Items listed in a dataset
-- BEGIN --
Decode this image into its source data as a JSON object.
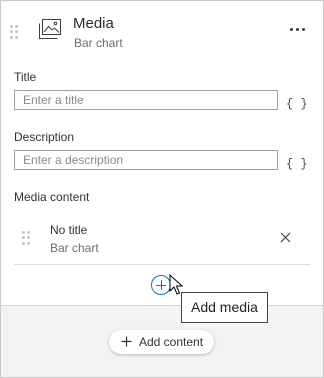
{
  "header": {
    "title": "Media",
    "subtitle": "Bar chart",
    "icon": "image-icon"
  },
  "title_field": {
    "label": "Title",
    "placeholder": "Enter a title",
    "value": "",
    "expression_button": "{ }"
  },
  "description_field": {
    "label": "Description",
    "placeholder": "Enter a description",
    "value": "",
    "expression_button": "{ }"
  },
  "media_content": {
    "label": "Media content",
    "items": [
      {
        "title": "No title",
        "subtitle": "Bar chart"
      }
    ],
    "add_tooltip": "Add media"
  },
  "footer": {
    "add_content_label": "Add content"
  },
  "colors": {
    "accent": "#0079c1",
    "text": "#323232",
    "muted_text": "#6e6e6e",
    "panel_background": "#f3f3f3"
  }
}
-- END --
■ Aim of the task ■
Copy the records above exactly. The pictures are not part of the copy.

■ Exercise solution ■
Decode this image into its source data as a JSON object.
{
  "header": {
    "title": "Media",
    "subtitle": "Bar chart",
    "icon": "image-icon"
  },
  "title_field": {
    "label": "Title",
    "placeholder": "Enter a title",
    "value": "",
    "expression_button": "{ }"
  },
  "description_field": {
    "label": "Description",
    "placeholder": "Enter a description",
    "value": "",
    "expression_button": "{ }"
  },
  "media_content": {
    "label": "Media content",
    "items": [
      {
        "title": "No title",
        "subtitle": "Bar chart"
      }
    ],
    "add_tooltip": "Add media"
  },
  "footer": {
    "add_content_label": "Add content"
  },
  "colors": {
    "accent": "#0079c1",
    "text": "#323232",
    "muted_text": "#6e6e6e",
    "panel_background": "#f3f3f3"
  }
}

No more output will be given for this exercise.